» Exercise materials
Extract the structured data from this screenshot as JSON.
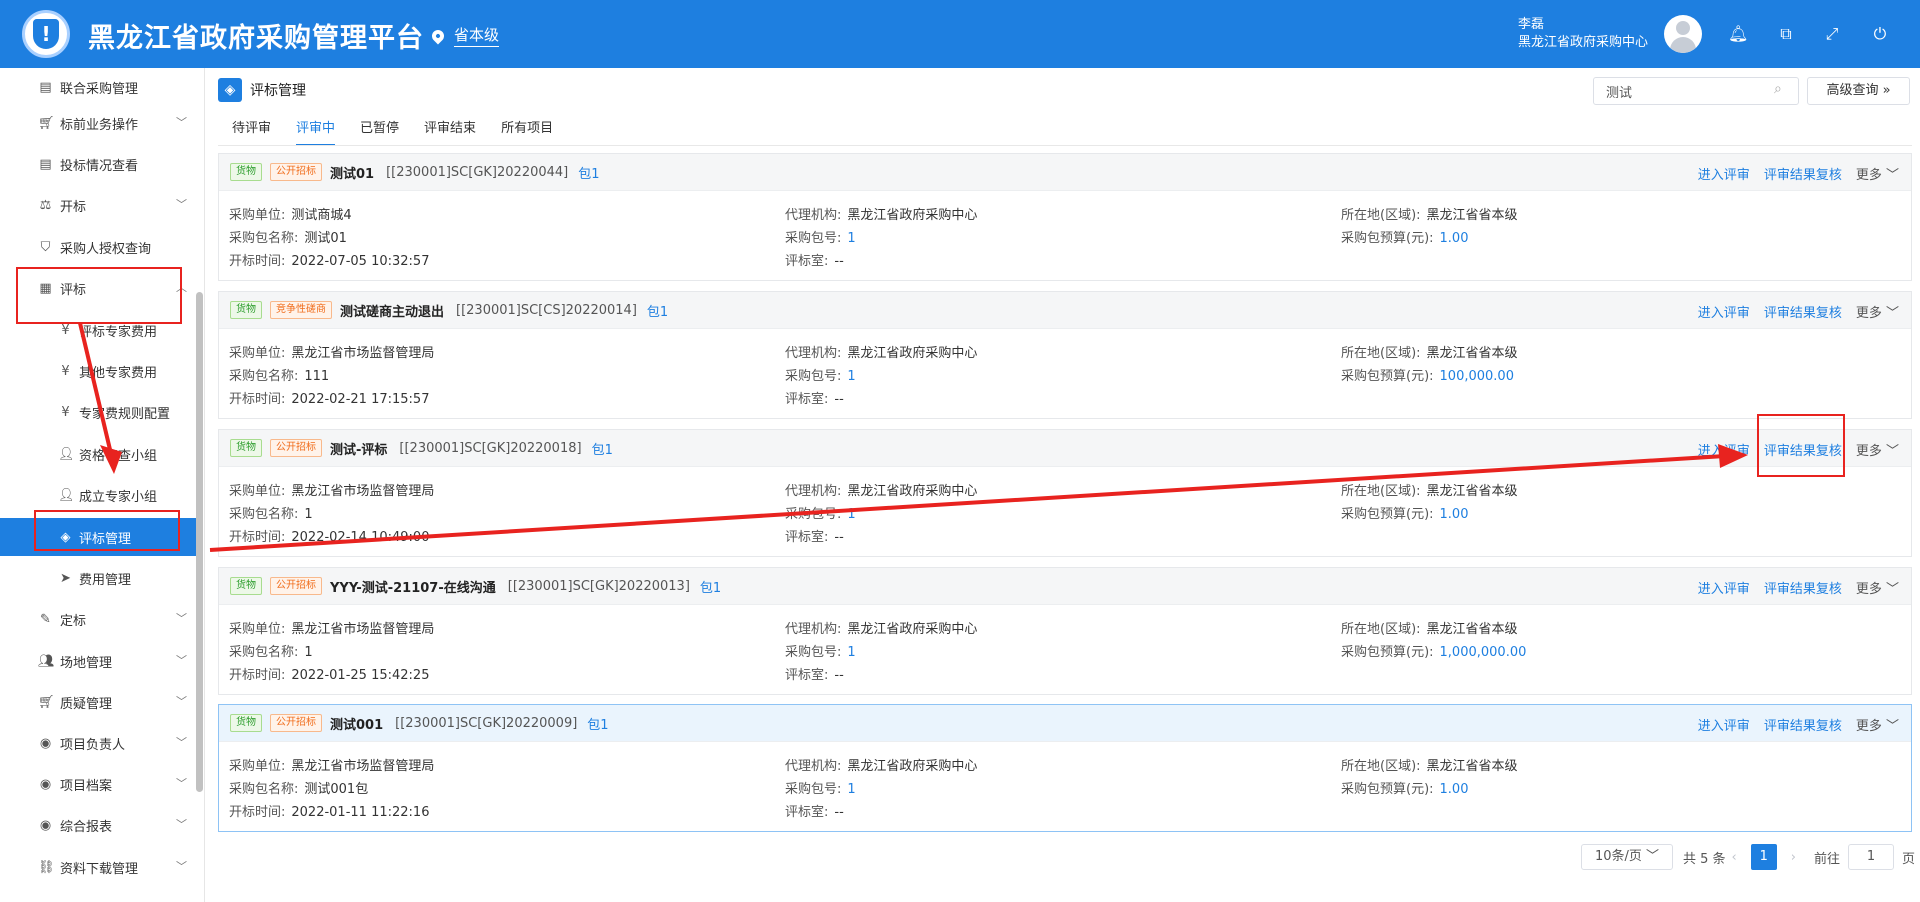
{
  "header": {
    "title": "黑龙江省政府采购管理平台",
    "region": "省本级",
    "user_name": "李磊",
    "user_org": "黑龙江省政府采购中心"
  },
  "sidebar": {
    "items": [
      {
        "label": "联合采购管理",
        "icon": "document-icon"
      },
      {
        "label": "标前业务操作",
        "icon": "cart-icon"
      },
      {
        "label": "投标情况查看",
        "icon": "document-icon"
      },
      {
        "label": "开标",
        "icon": "gavel-icon"
      },
      {
        "label": "采购人授权查询",
        "icon": "shield-icon"
      },
      {
        "label": "评标",
        "icon": "calendar-icon"
      },
      {
        "label": "评标专家费用",
        "icon": "yen-icon"
      },
      {
        "label": "其他专家费用",
        "icon": "yen-icon"
      },
      {
        "label": "专家费规则配置",
        "icon": "yen-icon"
      },
      {
        "label": "资格审查小组",
        "icon": "user-icon"
      },
      {
        "label": "成立专家小组",
        "icon": "user-icon"
      },
      {
        "label": "评标管理",
        "icon": "layers-icon"
      },
      {
        "label": "费用管理",
        "icon": "send-icon"
      },
      {
        "label": "定标",
        "icon": "edit-icon"
      },
      {
        "label": "场地管理",
        "icon": "users-icon"
      },
      {
        "label": "质疑管理",
        "icon": "cart-icon"
      },
      {
        "label": "项目负责人",
        "icon": "person-circle-icon"
      },
      {
        "label": "项目档案",
        "icon": "person-circle-icon"
      },
      {
        "label": "综合报表",
        "icon": "person-circle-icon"
      },
      {
        "label": "资料下载管理",
        "icon": "link-icon"
      }
    ]
  },
  "page": {
    "title": "评标管理",
    "search_value": "测试",
    "advanced": "高级查询",
    "tabs": [
      "待评审",
      "评审中",
      "已暂停",
      "评审结束",
      "所有项目"
    ]
  },
  "labels": {
    "unit": "采购单位:",
    "pkg_name": "采购包名称:",
    "open_time": "开标时间:",
    "agency": "代理机构:",
    "pkg_no": "采购包号:",
    "room": "评标室:",
    "region": "所在地(区域):",
    "budget": "采购包预算(元):",
    "enter": "进入评审",
    "recheck": "评审结果复核",
    "more": "更多"
  },
  "cards": [
    {
      "tag1": "货物",
      "tag2": "公开招标",
      "title": "测试01",
      "code": "[[230001]SC[GK]20220044]",
      "pkg": "包1",
      "unit": "测试商城4",
      "pkg_name": "测试01",
      "open_time": "2022-07-05 10:32:57",
      "agency": "黑龙江省政府采购中心",
      "pkg_no": "1",
      "room": "--",
      "region": "黑龙江省省本级",
      "budget": "1.00"
    },
    {
      "tag1": "货物",
      "tag2": "竞争性磋商",
      "title": "测试磋商主动退出",
      "code": "[[230001]SC[CS]20220014]",
      "pkg": "包1",
      "unit": "黑龙江省市场监督管理局",
      "pkg_name": "111",
      "open_time": "2022-02-21 17:15:57",
      "agency": "黑龙江省政府采购中心",
      "pkg_no": "1",
      "room": "--",
      "region": "黑龙江省省本级",
      "budget": "100,000.00"
    },
    {
      "tag1": "货物",
      "tag2": "公开招标",
      "title": "测试-评标",
      "code": "[[230001]SC[GK]20220018]",
      "pkg": "包1",
      "unit": "黑龙江省市场监督管理局",
      "pkg_name": "1",
      "open_time": "2022-02-14 10:49:00",
      "agency": "黑龙江省政府采购中心",
      "pkg_no": "1",
      "room": "--",
      "region": "黑龙江省省本级",
      "budget": "1.00"
    },
    {
      "tag1": "货物",
      "tag2": "公开招标",
      "title": "YYY-测试-21107-在线沟通",
      "code": "[[230001]SC[GK]20220013]",
      "pkg": "包1",
      "unit": "黑龙江省市场监督管理局",
      "pkg_name": "1",
      "open_time": "2022-01-25 15:42:25",
      "agency": "黑龙江省政府采购中心",
      "pkg_no": "1",
      "room": "--",
      "region": "黑龙江省省本级",
      "budget": "1,000,000.00"
    },
    {
      "tag1": "货物",
      "tag2": "公开招标",
      "title": "测试001",
      "code": "[[230001]SC[GK]20220009]",
      "pkg": "包1",
      "unit": "黑龙江省市场监督管理局",
      "pkg_name": "测试001包",
      "open_time": "2022-01-11 11:22:16",
      "agency": "黑龙江省政府采购中心",
      "pkg_no": "1",
      "room": "--",
      "region": "黑龙江省省本级",
      "budget": "1.00"
    }
  ],
  "pager": {
    "page_size": "10条/页",
    "total": "共 5 条",
    "current": "1",
    "goto_label": "前往",
    "goto_value": "1",
    "page_suffix": "页"
  },
  "colors": {
    "brand": "#1e7fe0",
    "annotation": "#e8231f"
  }
}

» What needs to be done
Reproduce the material word for word, minus the images.

» Completed task
Extract the structured data from this screenshot as JSON.
{
  "header": {
    "title": "黑龙江省政府采购管理平台",
    "region": "省本级",
    "user_name": "李磊",
    "user_org": "黑龙江省政府采购中心"
  },
  "sidebar": {
    "items": [
      {
        "label": "联合采购管理",
        "icon": "document-icon"
      },
      {
        "label": "标前业务操作",
        "icon": "cart-icon"
      },
      {
        "label": "投标情况查看",
        "icon": "document-icon"
      },
      {
        "label": "开标",
        "icon": "gavel-icon"
      },
      {
        "label": "采购人授权查询",
        "icon": "shield-icon"
      },
      {
        "label": "评标",
        "icon": "calendar-icon"
      },
      {
        "label": "评标专家费用",
        "icon": "yen-icon"
      },
      {
        "label": "其他专家费用",
        "icon": "yen-icon"
      },
      {
        "label": "专家费规则配置",
        "icon": "yen-icon"
      },
      {
        "label": "资格审查小组",
        "icon": "user-icon"
      },
      {
        "label": "成立专家小组",
        "icon": "user-icon"
      },
      {
        "label": "评标管理",
        "icon": "layers-icon"
      },
      {
        "label": "费用管理",
        "icon": "send-icon"
      },
      {
        "label": "定标",
        "icon": "edit-icon"
      },
      {
        "label": "场地管理",
        "icon": "users-icon"
      },
      {
        "label": "质疑管理",
        "icon": "cart-icon"
      },
      {
        "label": "项目负责人",
        "icon": "person-circle-icon"
      },
      {
        "label": "项目档案",
        "icon": "person-circle-icon"
      },
      {
        "label": "综合报表",
        "icon": "person-circle-icon"
      },
      {
        "label": "资料下载管理",
        "icon": "link-icon"
      }
    ]
  },
  "page": {
    "title": "评标管理",
    "search_value": "测试",
    "advanced": "高级查询",
    "tabs": [
      "待评审",
      "评审中",
      "已暂停",
      "评审结束",
      "所有项目"
    ]
  },
  "labels": {
    "unit": "采购单位:",
    "pkg_name": "采购包名称:",
    "open_time": "开标时间:",
    "agency": "代理机构:",
    "pkg_no": "采购包号:",
    "room": "评标室:",
    "region": "所在地(区域):",
    "budget": "采购包预算(元):",
    "enter": "进入评审",
    "recheck": "评审结果复核",
    "more": "更多"
  },
  "cards": [
    {
      "tag1": "货物",
      "tag2": "公开招标",
      "title": "测试01",
      "code": "[[230001]SC[GK]20220044]",
      "pkg": "包1",
      "unit": "测试商城4",
      "pkg_name": "测试01",
      "open_time": "2022-07-05 10:32:57",
      "agency": "黑龙江省政府采购中心",
      "pkg_no": "1",
      "room": "--",
      "region": "黑龙江省省本级",
      "budget": "1.00"
    },
    {
      "tag1": "货物",
      "tag2": "竞争性磋商",
      "title": "测试磋商主动退出",
      "code": "[[230001]SC[CS]20220014]",
      "pkg": "包1",
      "unit": "黑龙江省市场监督管理局",
      "pkg_name": "111",
      "open_time": "2022-02-21 17:15:57",
      "agency": "黑龙江省政府采购中心",
      "pkg_no": "1",
      "room": "--",
      "region": "黑龙江省省本级",
      "budget": "100,000.00"
    },
    {
      "tag1": "货物",
      "tag2": "公开招标",
      "title": "测试-评标",
      "code": "[[230001]SC[GK]20220018]",
      "pkg": "包1",
      "unit": "黑龙江省市场监督管理局",
      "pkg_name": "1",
      "open_time": "2022-02-14 10:49:00",
      "agency": "黑龙江省政府采购中心",
      "pkg_no": "1",
      "room": "--",
      "region": "黑龙江省省本级",
      "budget": "1.00"
    },
    {
      "tag1": "货物",
      "tag2": "公开招标",
      "title": "YYY-测试-21107-在线沟通",
      "code": "[[230001]SC[GK]20220013]",
      "pkg": "包1",
      "unit": "黑龙江省市场监督管理局",
      "pkg_name": "1",
      "open_time": "2022-01-25 15:42:25",
      "agency": "黑龙江省政府采购中心",
      "pkg_no": "1",
      "room": "--",
      "region": "黑龙江省省本级",
      "budget": "1,000,000.00"
    },
    {
      "tag1": "货物",
      "tag2": "公开招标",
      "title": "测试001",
      "code": "[[230001]SC[GK]20220009]",
      "pkg": "包1",
      "unit": "黑龙江省市场监督管理局",
      "pkg_name": "测试001包",
      "open_time": "2022-01-11 11:22:16",
      "agency": "黑龙江省政府采购中心",
      "pkg_no": "1",
      "room": "--",
      "region": "黑龙江省省本级",
      "budget": "1.00"
    }
  ],
  "pager": {
    "page_size": "10条/页",
    "total": "共 5 条",
    "current": "1",
    "goto_label": "前往",
    "goto_value": "1",
    "page_suffix": "页"
  },
  "colors": {
    "brand": "#1e7fe0",
    "annotation": "#e8231f"
  }
}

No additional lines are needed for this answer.